What the task asks = Select the lines that hold the word "below" and copy each one.

Input records =
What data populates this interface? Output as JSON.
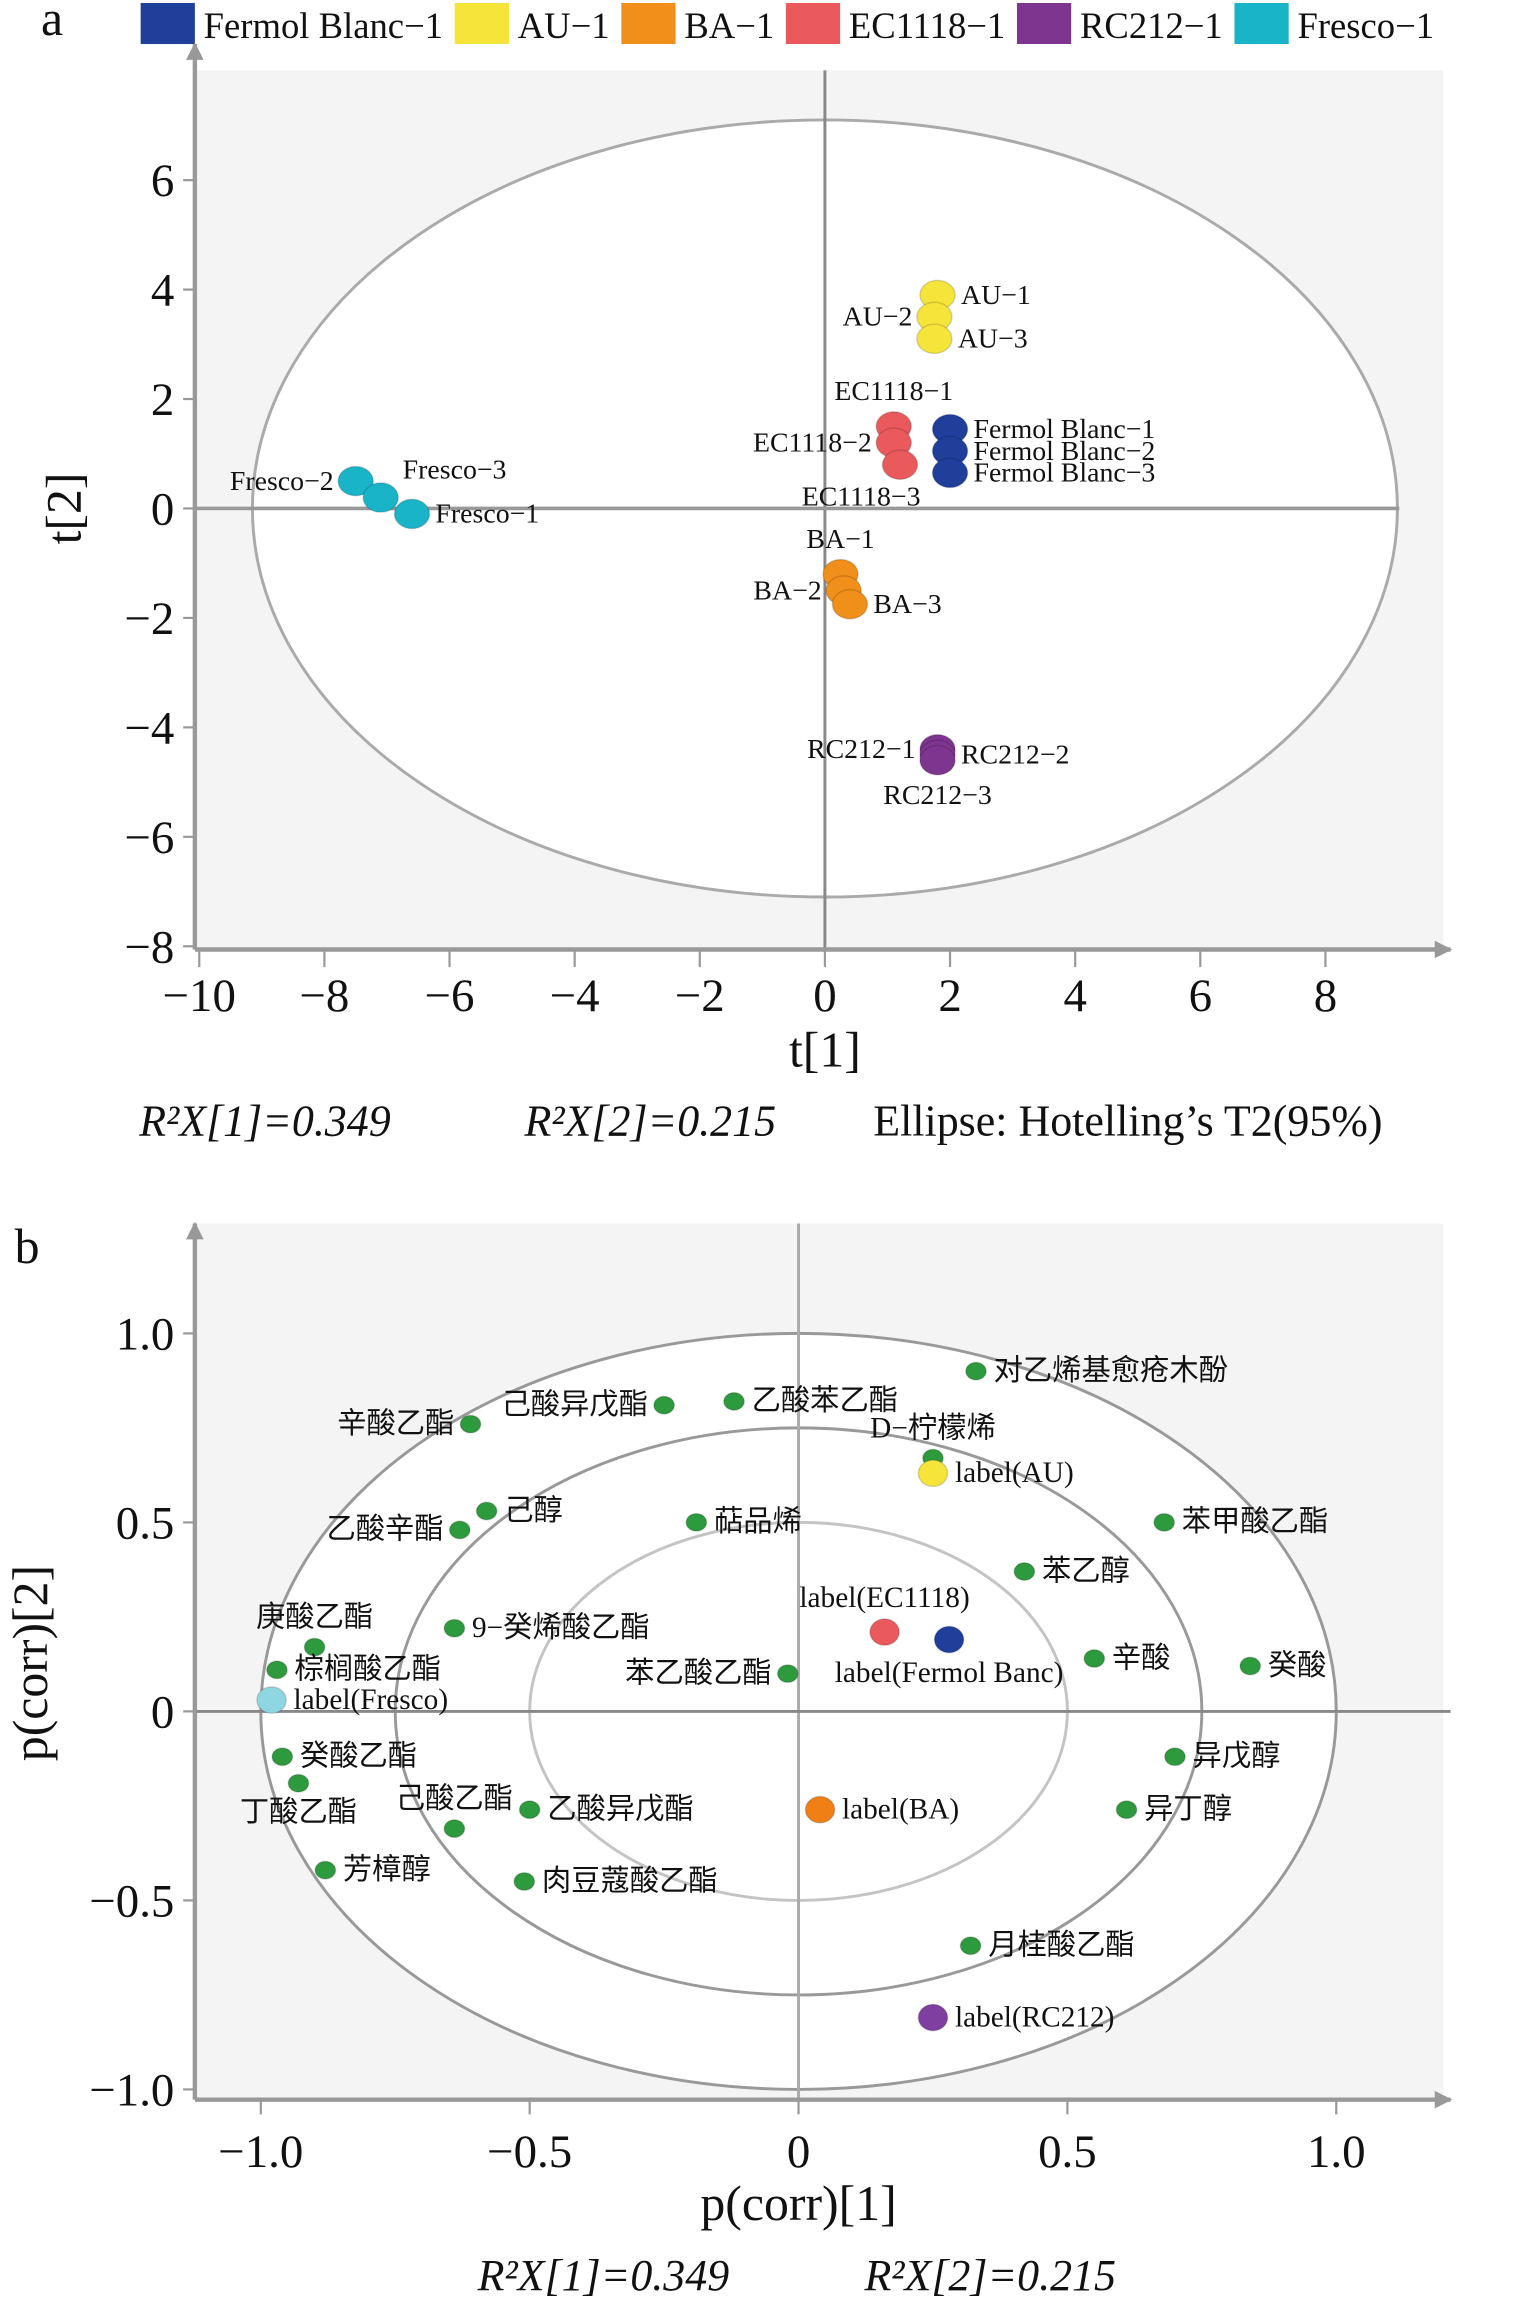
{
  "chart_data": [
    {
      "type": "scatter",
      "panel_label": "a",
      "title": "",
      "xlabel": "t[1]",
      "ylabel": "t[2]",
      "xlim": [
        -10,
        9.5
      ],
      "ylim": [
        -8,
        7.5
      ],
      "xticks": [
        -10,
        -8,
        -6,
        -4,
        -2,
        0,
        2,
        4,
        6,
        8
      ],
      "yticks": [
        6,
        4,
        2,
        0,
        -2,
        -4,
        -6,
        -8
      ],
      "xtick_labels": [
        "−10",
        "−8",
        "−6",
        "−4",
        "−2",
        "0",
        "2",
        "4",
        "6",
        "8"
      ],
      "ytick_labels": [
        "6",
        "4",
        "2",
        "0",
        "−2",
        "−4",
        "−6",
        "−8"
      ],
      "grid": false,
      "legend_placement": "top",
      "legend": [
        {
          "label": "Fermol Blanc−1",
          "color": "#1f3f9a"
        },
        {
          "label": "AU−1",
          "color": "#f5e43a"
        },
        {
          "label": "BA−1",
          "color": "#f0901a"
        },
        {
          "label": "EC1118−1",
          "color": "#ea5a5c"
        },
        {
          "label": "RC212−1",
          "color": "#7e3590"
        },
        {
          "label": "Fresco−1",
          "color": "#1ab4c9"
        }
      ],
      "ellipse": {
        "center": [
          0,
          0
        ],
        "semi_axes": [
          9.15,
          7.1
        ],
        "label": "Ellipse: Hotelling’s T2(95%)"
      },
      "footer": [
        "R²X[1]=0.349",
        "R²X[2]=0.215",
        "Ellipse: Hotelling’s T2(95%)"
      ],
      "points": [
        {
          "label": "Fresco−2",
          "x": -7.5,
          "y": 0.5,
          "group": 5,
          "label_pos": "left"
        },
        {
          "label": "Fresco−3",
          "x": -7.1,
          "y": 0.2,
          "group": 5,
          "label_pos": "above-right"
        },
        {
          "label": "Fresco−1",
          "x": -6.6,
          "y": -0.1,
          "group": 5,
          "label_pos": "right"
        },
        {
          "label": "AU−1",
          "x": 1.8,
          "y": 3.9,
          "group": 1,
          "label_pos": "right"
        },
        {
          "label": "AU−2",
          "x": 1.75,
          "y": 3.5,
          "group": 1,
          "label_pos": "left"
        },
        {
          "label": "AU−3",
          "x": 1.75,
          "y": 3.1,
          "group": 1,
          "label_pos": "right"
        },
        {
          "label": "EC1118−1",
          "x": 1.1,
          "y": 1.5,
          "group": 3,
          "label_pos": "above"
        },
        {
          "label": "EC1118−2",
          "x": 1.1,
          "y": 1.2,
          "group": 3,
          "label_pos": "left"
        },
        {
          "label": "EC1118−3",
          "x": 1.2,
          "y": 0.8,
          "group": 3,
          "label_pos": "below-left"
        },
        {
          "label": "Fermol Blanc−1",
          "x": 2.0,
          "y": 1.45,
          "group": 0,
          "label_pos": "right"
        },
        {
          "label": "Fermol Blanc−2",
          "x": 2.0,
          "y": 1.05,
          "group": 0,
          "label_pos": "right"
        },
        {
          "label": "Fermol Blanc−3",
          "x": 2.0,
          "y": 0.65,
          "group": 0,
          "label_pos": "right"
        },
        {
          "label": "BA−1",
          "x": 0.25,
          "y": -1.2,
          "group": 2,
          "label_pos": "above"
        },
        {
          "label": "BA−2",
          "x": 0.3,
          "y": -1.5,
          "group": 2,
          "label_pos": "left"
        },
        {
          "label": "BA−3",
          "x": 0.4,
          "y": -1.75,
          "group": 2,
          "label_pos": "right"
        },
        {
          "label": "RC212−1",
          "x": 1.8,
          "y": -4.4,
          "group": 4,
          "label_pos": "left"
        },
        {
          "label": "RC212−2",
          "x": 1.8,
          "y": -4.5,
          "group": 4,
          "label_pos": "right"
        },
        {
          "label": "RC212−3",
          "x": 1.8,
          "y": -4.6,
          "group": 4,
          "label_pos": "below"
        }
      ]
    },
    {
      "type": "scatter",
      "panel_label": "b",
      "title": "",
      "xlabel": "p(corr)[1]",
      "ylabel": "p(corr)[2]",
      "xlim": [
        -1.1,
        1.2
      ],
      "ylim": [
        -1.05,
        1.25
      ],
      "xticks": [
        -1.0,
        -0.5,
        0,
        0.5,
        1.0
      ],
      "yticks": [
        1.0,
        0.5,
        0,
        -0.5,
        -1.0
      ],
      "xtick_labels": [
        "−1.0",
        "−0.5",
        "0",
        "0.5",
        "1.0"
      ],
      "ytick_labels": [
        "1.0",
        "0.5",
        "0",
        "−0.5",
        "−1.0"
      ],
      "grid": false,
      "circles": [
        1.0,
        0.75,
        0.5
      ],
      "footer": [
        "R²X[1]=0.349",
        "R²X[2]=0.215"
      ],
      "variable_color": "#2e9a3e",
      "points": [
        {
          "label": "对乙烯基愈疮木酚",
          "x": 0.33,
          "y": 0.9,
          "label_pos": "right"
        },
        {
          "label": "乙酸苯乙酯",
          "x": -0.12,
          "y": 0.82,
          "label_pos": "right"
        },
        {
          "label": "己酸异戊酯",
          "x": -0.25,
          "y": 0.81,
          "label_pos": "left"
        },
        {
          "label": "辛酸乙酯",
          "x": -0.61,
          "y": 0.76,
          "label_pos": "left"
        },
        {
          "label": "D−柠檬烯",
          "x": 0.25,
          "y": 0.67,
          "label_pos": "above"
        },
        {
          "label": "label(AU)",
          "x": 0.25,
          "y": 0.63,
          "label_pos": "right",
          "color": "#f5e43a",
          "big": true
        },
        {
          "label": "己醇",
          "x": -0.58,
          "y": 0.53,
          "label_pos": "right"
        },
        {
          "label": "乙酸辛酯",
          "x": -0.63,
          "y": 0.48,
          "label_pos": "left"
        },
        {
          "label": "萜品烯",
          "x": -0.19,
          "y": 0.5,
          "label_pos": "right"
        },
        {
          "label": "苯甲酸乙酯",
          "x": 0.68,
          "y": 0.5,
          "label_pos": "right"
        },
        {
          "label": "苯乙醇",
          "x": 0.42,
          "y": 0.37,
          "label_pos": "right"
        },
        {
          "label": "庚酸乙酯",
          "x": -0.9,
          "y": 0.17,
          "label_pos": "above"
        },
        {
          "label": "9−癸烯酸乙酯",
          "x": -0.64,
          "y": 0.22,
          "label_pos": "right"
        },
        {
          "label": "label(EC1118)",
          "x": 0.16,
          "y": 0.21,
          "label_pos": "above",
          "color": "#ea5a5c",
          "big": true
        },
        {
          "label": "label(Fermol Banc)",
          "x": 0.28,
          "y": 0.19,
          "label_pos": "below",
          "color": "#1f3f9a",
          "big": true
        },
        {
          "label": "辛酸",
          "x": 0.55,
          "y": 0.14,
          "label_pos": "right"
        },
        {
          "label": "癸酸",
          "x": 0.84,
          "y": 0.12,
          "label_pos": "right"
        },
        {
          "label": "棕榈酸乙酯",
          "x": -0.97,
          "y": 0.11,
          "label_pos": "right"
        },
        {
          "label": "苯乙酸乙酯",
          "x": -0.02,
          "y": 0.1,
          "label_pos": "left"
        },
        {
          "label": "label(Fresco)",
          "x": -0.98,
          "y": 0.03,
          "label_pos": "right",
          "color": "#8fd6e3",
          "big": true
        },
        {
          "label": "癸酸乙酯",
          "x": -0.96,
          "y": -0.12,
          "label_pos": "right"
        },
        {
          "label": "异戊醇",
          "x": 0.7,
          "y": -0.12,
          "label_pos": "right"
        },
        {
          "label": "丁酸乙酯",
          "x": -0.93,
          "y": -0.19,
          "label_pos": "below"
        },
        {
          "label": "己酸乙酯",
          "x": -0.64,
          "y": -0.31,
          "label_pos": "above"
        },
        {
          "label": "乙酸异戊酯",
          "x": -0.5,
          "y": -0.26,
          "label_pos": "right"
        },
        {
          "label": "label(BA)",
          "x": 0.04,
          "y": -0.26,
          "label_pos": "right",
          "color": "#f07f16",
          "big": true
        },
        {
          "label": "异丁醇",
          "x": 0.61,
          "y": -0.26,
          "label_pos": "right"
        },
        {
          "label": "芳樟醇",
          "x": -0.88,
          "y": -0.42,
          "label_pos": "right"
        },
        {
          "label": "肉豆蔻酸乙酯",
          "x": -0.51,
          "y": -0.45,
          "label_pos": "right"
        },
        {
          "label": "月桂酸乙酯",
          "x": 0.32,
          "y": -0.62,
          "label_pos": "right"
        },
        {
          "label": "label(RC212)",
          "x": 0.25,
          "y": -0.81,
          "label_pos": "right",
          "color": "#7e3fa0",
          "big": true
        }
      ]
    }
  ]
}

Finished answer =
          "label_pos": "below-left"
          "label_pos": "below"
          "label_pos": "below",
          "label_pos": "below"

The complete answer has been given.